_Brief 1:_
Shorten the paragraph beginning "This year marks the 50th anniversary" in the article on prosecutorial misconduct, keeping its main facts.

──────────

From withholding evidence, to perjury, to coercion of confessions and witnesses, prosecutorial misconduct was at the root of a majority of reversals, and 5.6% of all death penalty sentences since 1972 were reversed because of prosecutor misconduct, according to a study Tuesday from the Death Penalty Information Center.
That means at least 1 in 20 people who were sentenced to death row had trials where prosecutors acted unethically. This points to a major flaw in the country's criminal justice system, the center's executive director Robert Dunham told Law360.
This data is alarming — and may be only the tip of the iceberg of prosecutor misconduct in these high-stakes cases, as many county justice systems are not incentivized to report or investigate unethical conduct, Dunham noted.
"People are becoming increasingly aware that prosecutorial misconduct is a serious and systemic problem, but I don't think any of us appreciated how big a problem it actually is," Dunham said. "5.6% is stunning, but we know it's an understatement of how serious the problem is."
This year marks the 50th anniversary of the 1972 U.S. Supreme Court decision Furman v. Georgia , which invalidated nearly 700 death sentences and found that states had been using the death penalty arbitrarily. The decision, in theory, limited the scope of executions across the United States. However, many advocates have pointed out that 50 years later, the system is still deeply flawed.
The Death Penalty Information System this year compiled a database tracking the over 9,700 death sentences in the U.S. since 1972. Of those, the data showed only about 1,547 people have been executed by the state, and at least 189 people who were wrongly convicted and sentenced to death were exonerated.
But Dunham said the center also wanted to track how often prosecutorial misconduct factored into death sentences being reversed. Of the 189 exonerations, meaning the defendant was completely freed from all charges, 121 of those cases involved prosecutorial misconduct, or 64%.

──────────

_Brief 2:_
Arrange the stretch of the records from their start through the line containing "- collapse-icon[interactable]: [823, 393, 834, 405]" as a JSON list of strings, one string per line and blank lines left out.

_Material provided:_
──────────

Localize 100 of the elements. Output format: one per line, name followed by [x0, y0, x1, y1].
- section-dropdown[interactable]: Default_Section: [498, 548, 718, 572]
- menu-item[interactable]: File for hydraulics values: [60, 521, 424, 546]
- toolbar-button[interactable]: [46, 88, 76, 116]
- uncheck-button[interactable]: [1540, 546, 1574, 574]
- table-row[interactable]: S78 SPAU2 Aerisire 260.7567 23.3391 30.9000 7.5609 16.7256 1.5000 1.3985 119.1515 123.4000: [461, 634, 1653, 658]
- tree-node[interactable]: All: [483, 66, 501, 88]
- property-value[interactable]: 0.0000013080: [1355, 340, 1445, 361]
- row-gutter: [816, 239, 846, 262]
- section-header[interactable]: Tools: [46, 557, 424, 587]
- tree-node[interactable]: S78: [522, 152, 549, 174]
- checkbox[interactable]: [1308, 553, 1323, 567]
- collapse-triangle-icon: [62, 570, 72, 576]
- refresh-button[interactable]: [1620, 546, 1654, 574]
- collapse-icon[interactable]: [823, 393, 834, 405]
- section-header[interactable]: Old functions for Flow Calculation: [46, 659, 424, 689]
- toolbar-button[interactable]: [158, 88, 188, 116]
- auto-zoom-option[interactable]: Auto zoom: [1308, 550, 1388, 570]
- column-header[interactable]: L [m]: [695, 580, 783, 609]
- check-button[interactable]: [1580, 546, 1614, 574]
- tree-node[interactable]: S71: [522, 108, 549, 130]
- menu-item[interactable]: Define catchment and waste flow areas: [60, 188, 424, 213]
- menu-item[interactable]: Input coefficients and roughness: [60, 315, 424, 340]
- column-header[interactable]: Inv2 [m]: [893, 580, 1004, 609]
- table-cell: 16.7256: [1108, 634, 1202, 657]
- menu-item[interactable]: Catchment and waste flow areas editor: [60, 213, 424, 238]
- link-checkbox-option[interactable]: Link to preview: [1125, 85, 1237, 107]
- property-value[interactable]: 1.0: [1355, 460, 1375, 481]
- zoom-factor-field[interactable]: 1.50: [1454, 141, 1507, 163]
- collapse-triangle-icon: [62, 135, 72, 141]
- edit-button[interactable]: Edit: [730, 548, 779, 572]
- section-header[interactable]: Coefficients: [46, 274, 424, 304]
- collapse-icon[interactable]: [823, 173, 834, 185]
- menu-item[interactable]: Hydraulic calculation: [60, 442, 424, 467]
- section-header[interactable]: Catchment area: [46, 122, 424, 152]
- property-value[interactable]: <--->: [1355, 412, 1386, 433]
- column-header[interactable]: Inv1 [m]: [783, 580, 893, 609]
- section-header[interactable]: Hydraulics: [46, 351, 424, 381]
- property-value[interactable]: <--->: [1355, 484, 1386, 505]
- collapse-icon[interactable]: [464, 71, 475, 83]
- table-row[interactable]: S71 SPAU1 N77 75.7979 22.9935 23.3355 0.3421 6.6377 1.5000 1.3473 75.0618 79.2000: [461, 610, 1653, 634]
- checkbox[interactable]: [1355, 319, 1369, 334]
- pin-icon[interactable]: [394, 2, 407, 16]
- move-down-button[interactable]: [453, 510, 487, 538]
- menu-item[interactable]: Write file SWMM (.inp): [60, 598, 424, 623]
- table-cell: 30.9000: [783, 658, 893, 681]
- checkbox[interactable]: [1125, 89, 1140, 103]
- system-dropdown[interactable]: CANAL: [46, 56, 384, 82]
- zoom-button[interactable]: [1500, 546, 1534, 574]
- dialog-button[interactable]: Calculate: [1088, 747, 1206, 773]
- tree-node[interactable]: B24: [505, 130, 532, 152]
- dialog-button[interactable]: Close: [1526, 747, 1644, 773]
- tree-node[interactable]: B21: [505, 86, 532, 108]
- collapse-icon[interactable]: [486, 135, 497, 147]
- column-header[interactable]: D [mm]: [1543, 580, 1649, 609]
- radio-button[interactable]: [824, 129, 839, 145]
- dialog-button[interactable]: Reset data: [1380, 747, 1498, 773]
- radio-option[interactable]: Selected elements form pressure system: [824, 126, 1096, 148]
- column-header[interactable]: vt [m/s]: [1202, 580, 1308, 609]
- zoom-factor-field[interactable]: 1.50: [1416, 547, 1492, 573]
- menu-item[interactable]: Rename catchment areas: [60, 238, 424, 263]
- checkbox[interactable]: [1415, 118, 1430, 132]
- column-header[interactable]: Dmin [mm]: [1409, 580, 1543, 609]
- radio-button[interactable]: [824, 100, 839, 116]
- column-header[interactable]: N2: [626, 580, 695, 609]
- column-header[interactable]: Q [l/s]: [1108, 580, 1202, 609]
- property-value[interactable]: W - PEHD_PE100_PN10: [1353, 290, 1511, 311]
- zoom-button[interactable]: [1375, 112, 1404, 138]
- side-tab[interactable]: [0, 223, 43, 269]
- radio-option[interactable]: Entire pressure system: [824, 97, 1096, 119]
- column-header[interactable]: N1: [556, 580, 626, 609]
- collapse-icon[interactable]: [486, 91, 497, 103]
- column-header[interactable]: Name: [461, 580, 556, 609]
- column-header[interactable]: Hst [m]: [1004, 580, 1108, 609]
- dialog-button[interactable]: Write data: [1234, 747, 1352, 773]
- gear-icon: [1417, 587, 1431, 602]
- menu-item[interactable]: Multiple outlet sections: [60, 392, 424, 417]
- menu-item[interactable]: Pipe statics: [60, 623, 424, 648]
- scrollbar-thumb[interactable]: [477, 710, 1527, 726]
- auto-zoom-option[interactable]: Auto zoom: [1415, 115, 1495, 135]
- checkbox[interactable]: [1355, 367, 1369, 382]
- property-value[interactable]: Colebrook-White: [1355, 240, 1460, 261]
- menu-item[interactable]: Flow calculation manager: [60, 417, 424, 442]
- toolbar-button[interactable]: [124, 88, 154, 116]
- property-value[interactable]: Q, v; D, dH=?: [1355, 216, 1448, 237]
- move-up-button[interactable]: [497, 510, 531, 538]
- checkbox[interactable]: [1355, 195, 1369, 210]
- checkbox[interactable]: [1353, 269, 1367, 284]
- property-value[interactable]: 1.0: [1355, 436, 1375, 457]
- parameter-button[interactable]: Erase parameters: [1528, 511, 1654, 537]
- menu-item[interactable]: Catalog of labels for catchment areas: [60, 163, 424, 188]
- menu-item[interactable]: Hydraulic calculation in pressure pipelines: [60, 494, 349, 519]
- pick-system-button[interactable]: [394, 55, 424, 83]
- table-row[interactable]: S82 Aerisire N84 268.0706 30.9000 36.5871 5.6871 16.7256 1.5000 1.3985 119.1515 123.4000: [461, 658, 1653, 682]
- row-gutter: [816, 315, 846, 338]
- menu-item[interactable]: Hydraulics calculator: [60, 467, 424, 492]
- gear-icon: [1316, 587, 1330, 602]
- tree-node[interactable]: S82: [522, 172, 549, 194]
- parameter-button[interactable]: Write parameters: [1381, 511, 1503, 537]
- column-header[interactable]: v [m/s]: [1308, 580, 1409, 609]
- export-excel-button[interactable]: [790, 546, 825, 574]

──────────

_Correct response 1:_
The 1972 U.S. Supreme Court decision Furman v. Georgia, now 50 years old, invalidated nearly 700 death sentences and found that states had used the death penalty arbitrarily. It was meant to limit executions nationwide, but many advocates say the system is still deeply flawed.

_Correct response 2:_
[
  "Localize 100 of the elements. Output format: one per line, name followed by [x0, y0, x1, y1].",
  "- section-dropdown[interactable]: Default_Section: [498, 548, 718, 572]",
  "- menu-item[interactable]: File for hydraulics values: [60, 521, 424, 546]",
  "- toolbar-button[interactable]: [46, 88, 76, 116]",
  "- uncheck-button[interactable]: [1540, 546, 1574, 574]",
  "- table-row[interactable]: S78 SPAU2 Aerisire 260.7567 23.3391 30.9000 7.5609 16.7256 1.5000 1.3985 119.1515 123.4000: [461, 634, 1653, 658]",
  "- tree-node[interactable]: All: [483, 66, 501, 88]",
  "- property-value[interactable]: 0.0000013080: [1355, 340, 1445, 361]",
  "- row-gutter: [816, 239, 846, 262]",
  "- section-header[interactable]: Tools: [46, 557, 424, 587]",
  "- tree-node[interactable]: S78: [522, 152, 549, 174]",
  "- checkbox[interactable]: [1308, 553, 1323, 567]",
  "- collapse-triangle-icon: [62, 570, 72, 576]",
  "- refresh-button[interactable]: [1620, 546, 1654, 574]",
  "- collapse-icon[interactable]: [823, 393, 834, 405]"
]